:: Description of the task ::
Filter this data down to the lines that hold "driving", and copy them.

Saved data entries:
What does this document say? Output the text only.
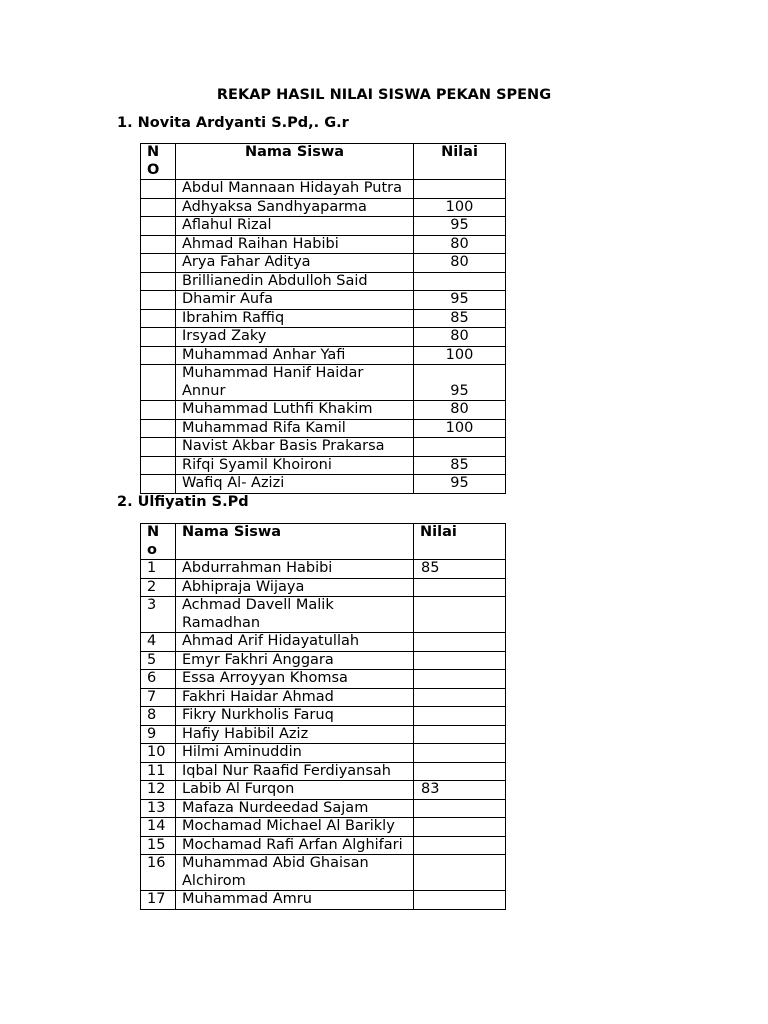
REKAP HASIL NILAI SISWA PEKAN SPENG
1. Novita Ardyanti S.Pd,. G.r
N O	Nama Siswa	Nilai
	Abdul Mannaan Hidayah Putra	
	Adhyaksa Sandhyaparma	100
	Aflahul Rizal	95
	Ahmad Raihan Habibi	80
	Arya Fahar Aditya	80
	Brillianedin Abdulloh Said	
	Dhamir Aufa	95
	Ibrahim Raffiq	85
	Irsyad Zaky	80
	Muhammad Anhar Yafi	100
	Muhammad Hanif Haidar Annur	95
	Muhammad Luthfi Khakim	80
	Muhammad Rifa Kamil	100
	Navist Akbar Basis Prakarsa	
	Rifqi Syamil Khoironi	85
	Wafiq Al- Azizi	95
2. Ulfiyatin S.Pd
N o	Nama Siswa	Nilai
1	Abdurrahman Habibi	85
2	Abhipraja Wijaya	
3	Achmad Davell Malik Ramadhan	
4	Ahmad Arif Hidayatullah	
5	Emyr Fakhri Anggara	
6	Essa Arroyyan Khomsa	
7	Fakhri Haidar Ahmad	
8	Fikry Nurkholis Faruq	
9	Hafiy Habibil Aziz	
10	Hilmi Aminuddin	
11	Iqbal Nur Raafid Ferdiyansah	
12	Labib Al Furqon	83
13	Mafaza Nurdeedad Sajam	
14	Mochamad Michael Al Barikly	
15	Mochamad Rafi Arfan Alghifari	
16	Muhammad Abid Ghaisan Alchirom	
17	Muhammad Amru	
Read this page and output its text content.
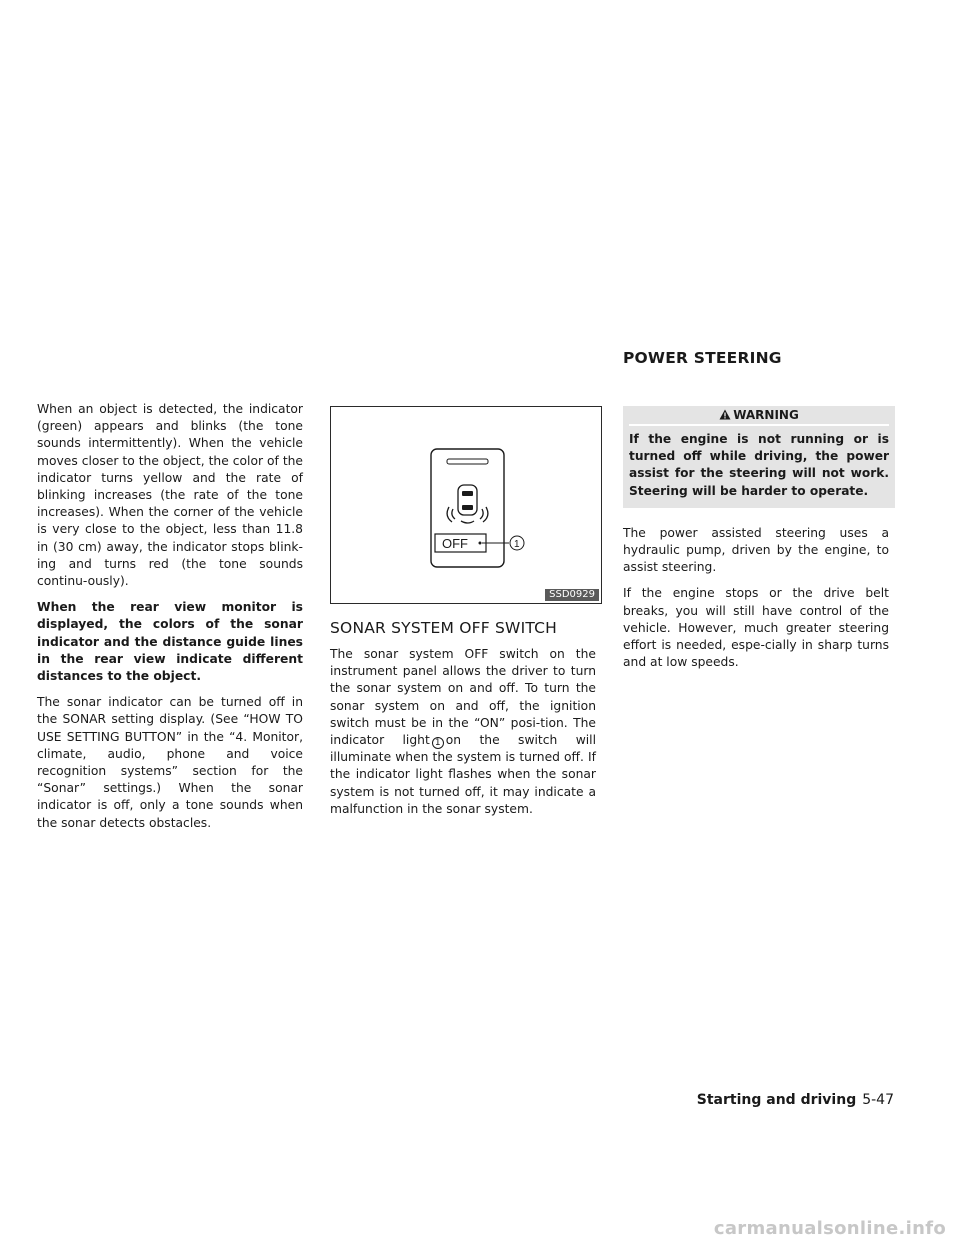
POWER STEERING

When an object is detected, the indicator (green) appears and blinks (the tone sounds intermittently). When the vehicle moves closer to the object, the color of the indicator turns yellow and the rate of blinking increases (the rate of the tone increases). When the corner of the vehicle is very close to the object, less than 11.8 in (30 cm) away, the indicator stops blink-ing and turns red (the tone sounds continu-ously).

When the rear view monitor is displayed, the colors of the sonar indicator and the distance guide lines in the rear view indicate different distances to the object.

The sonar indicator can be turned off in the SONAR setting display. (See “HOW TO USE SETTING BUTTON” in the “4. Monitor, climate, audio, phone and voice recognition systems” section for the “Sonar” settings.) When the sonar indicator is off, only a tone sounds when the sonar detects obstacles.

OFF	1
SSD0929
SONAR SYSTEM OFF SWITCH

The sonar system OFF switch on the instrument panel allows the driver to turn the sonar system on and off. To turn the sonar system on and off, the ignition switch must be in the “ON” posi-tion. The indicator light 1 on the switch will illuminate when the system is turned off. If the indicator light flashes when the sonar system is not turned off, it may indicate a malfunction in the sonar system.

WARNING
If the engine is not running or is turned off while driving, the power assist for the steering will not work. Steering will be harder to operate.

The power assisted steering uses a hydraulic pump, driven by the engine, to assist steering.

If the engine stops or the drive belt breaks, you will still have control of the vehicle. However, much greater steering effort is needed, espe-cially in sharp turns and at low speeds.

Starting and driving 5-47
carmanualsonline.info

:: Answer for the task ::
If the engine is not running or is turned off while driving, the power assist for the steering will not work. Steering will be harder to operate.
Starting and driving 5-47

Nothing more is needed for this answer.